--- Dataset ---

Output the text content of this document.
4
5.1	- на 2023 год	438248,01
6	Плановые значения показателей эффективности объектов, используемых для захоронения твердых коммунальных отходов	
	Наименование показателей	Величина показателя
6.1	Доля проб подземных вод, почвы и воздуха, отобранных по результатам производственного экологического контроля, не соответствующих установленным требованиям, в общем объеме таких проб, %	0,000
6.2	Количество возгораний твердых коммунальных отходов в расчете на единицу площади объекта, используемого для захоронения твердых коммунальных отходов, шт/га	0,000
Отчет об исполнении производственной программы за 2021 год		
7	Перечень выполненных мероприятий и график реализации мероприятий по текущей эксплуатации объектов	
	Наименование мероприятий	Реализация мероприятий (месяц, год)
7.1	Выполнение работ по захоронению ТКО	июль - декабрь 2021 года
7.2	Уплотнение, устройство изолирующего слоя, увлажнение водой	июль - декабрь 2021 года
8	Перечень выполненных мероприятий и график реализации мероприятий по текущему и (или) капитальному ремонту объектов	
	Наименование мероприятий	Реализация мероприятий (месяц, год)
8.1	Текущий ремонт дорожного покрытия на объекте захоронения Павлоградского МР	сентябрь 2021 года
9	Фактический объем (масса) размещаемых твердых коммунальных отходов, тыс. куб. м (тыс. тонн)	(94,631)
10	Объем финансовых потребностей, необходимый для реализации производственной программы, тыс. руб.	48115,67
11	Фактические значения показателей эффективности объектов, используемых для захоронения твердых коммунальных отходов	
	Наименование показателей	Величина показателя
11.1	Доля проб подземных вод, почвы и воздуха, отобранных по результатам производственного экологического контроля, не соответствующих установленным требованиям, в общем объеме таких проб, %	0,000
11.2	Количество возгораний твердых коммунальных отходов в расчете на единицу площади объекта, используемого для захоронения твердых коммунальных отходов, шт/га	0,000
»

---

*Instructions for the task*:
Repeat the records above in full, character for character.

*Output for this exercise*:
Output the text content of this document.
4
5.1	- на 2023 год	438248,01
6	Плановые значения показателей эффективности объектов, используемых для захоронения твердых коммунальных отходов	
	Наименование показателей	Величина показателя
6.1	Доля проб подземных вод, почвы и воздуха, отобранных по результатам производственного экологического контроля, не соответствующих установленным требованиям, в общем объеме таких проб, %	0,000
6.2	Количество возгораний твердых коммунальных отходов в расчете на единицу площади объекта, используемого для захоронения твердых коммунальных отходов, шт/га	0,000
Отчет об исполнении производственной программы за 2021 год		
7	Перечень выполненных мероприятий и график реализации мероприятий по текущей эксплуатации объектов	
	Наименование мероприятий	Реализация мероприятий (месяц, год)
7.1	Выполнение работ по захоронению ТКО	июль - декабрь 2021 года
7.2	Уплотнение, устройство изолирующего слоя, увлажнение водой	июль - декабрь 2021 года
8	Перечень выполненных мероприятий и график реализации мероприятий по текущему и (или) капитальному ремонту объектов	
	Наименование мероприятий	Реализация мероприятий (месяц, год)
8.1	Текущий ремонт дорожного покрытия на объекте захоронения Павлоградского МР	сентябрь 2021 года
9	Фактический объем (масса) размещаемых твердых коммунальных отходов, тыс. куб. м (тыс. тонн)	(94,631)
10	Объем финансовых потребностей, необходимый для реализации производственной программы, тыс. руб.	48115,67
11	Фактические значения показателей эффективности объектов, используемых для захоронения твердых коммунальных отходов	
	Наименование показателей	Величина показателя
11.1	Доля проб подземных вод, почвы и воздуха, отобранных по результатам производственного экологического контроля, не соответствующих установленным требованиям, в общем объеме таких проб, %	0,000
11.2	Количество возгораний твердых коммунальных отходов в расчете на единицу площади объекта, используемого для захоронения твердых коммунальных отходов, шт/га	0,000
»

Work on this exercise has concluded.